** Begin Information supplied **

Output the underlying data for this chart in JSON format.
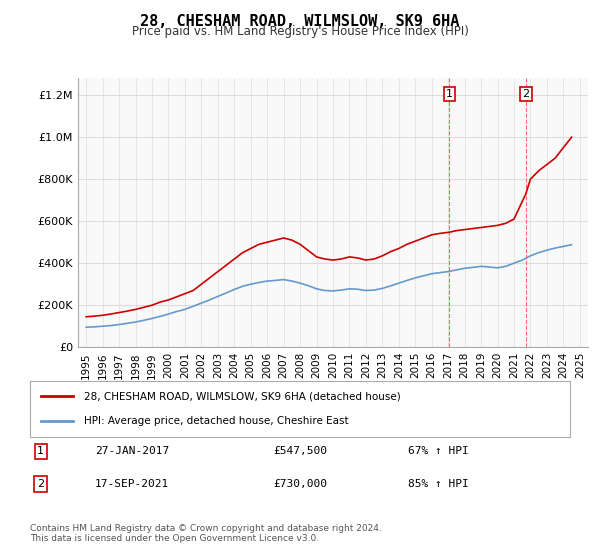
{
  "title": "28, CHESHAM ROAD, WILMSLOW, SK9 6HA",
  "subtitle": "Price paid vs. HM Land Registry's House Price Index (HPI)",
  "red_label": "28, CHESHAM ROAD, WILMSLOW, SK9 6HA (detached house)",
  "blue_label": "HPI: Average price, detached house, Cheshire East",
  "annotation1_date": "27-JAN-2017",
  "annotation1_price": "£547,500",
  "annotation1_hpi": "67% ↑ HPI",
  "annotation1_year": 2017.07,
  "annotation1_value": 547500,
  "annotation2_date": "17-SEP-2021",
  "annotation2_price": "£730,000",
  "annotation2_hpi": "85% ↑ HPI",
  "annotation2_year": 2021.72,
  "annotation2_value": 730000,
  "ylim": [
    0,
    1280000
  ],
  "xlim_start": 1994.5,
  "xlim_end": 2025.5,
  "footer": "Contains HM Land Registry data © Crown copyright and database right 2024.\nThis data is licensed under the Open Government Licence v3.0.",
  "red_color": "#cc0000",
  "blue_color": "#6699cc",
  "vline_color": "#ff6666",
  "bg_color": "#ffffff",
  "plot_bg": "#f9f9f9",
  "grid_color": "#dddddd",
  "years_red": [
    1995.0,
    1995.5,
    1996.0,
    1996.5,
    1997.0,
    1997.5,
    1998.0,
    1998.5,
    1999.0,
    1999.5,
    2000.0,
    2000.5,
    2001.0,
    2001.5,
    2002.0,
    2002.5,
    2003.0,
    2003.5,
    2004.0,
    2004.5,
    2005.0,
    2005.5,
    2006.0,
    2006.5,
    2007.0,
    2007.5,
    2008.0,
    2008.5,
    2009.0,
    2009.5,
    2010.0,
    2010.5,
    2011.0,
    2011.5,
    2012.0,
    2012.5,
    2013.0,
    2013.5,
    2014.0,
    2014.5,
    2015.0,
    2015.5,
    2016.0,
    2016.5,
    2017.07,
    2017.5,
    2018.0,
    2018.5,
    2019.0,
    2019.5,
    2020.0,
    2020.5,
    2021.0,
    2021.72,
    2022.0,
    2022.5,
    2023.0,
    2023.5,
    2024.0,
    2024.5
  ],
  "values_red": [
    145000,
    148000,
    152000,
    158000,
    165000,
    172000,
    180000,
    190000,
    200000,
    215000,
    225000,
    240000,
    255000,
    270000,
    300000,
    330000,
    360000,
    390000,
    420000,
    450000,
    470000,
    490000,
    500000,
    510000,
    520000,
    510000,
    490000,
    460000,
    430000,
    420000,
    415000,
    420000,
    430000,
    425000,
    415000,
    420000,
    435000,
    455000,
    470000,
    490000,
    505000,
    520000,
    535000,
    542000,
    547500,
    555000,
    560000,
    565000,
    570000,
    575000,
    580000,
    590000,
    610000,
    730000,
    800000,
    840000,
    870000,
    900000,
    950000,
    1000000
  ],
  "years_blue": [
    1995.0,
    1995.5,
    1996.0,
    1996.5,
    1997.0,
    1997.5,
    1998.0,
    1998.5,
    1999.0,
    1999.5,
    2000.0,
    2000.5,
    2001.0,
    2001.5,
    2002.0,
    2002.5,
    2003.0,
    2003.5,
    2004.0,
    2004.5,
    2005.0,
    2005.5,
    2006.0,
    2006.5,
    2007.0,
    2007.5,
    2008.0,
    2008.5,
    2009.0,
    2009.5,
    2010.0,
    2010.5,
    2011.0,
    2011.5,
    2012.0,
    2012.5,
    2013.0,
    2013.5,
    2014.0,
    2014.5,
    2015.0,
    2015.5,
    2016.0,
    2016.5,
    2017.0,
    2017.5,
    2018.0,
    2018.5,
    2019.0,
    2019.5,
    2020.0,
    2020.5,
    2021.0,
    2021.5,
    2022.0,
    2022.5,
    2023.0,
    2023.5,
    2024.0,
    2024.5
  ],
  "values_blue": [
    95000,
    97000,
    100000,
    103000,
    108000,
    114000,
    120000,
    128000,
    137000,
    147000,
    158000,
    170000,
    180000,
    195000,
    210000,
    225000,
    242000,
    258000,
    275000,
    290000,
    300000,
    308000,
    315000,
    318000,
    322000,
    315000,
    305000,
    293000,
    278000,
    270000,
    268000,
    272000,
    278000,
    276000,
    270000,
    272000,
    280000,
    292000,
    305000,
    318000,
    330000,
    340000,
    350000,
    355000,
    360000,
    368000,
    376000,
    380000,
    385000,
    382000,
    378000,
    385000,
    400000,
    415000,
    435000,
    450000,
    462000,
    472000,
    480000,
    488000
  ]
}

** End Information supplied **

◆ Short exercise: Identify and copy the lines holding the word "WILMSLOW".

◆ Result of the task:
  "title": "28, CHESHAM ROAD, WILMSLOW, SK9 6HA",
  "red_label": "28, CHESHAM ROAD, WILMSLOW, SK9 6HA (detached house)",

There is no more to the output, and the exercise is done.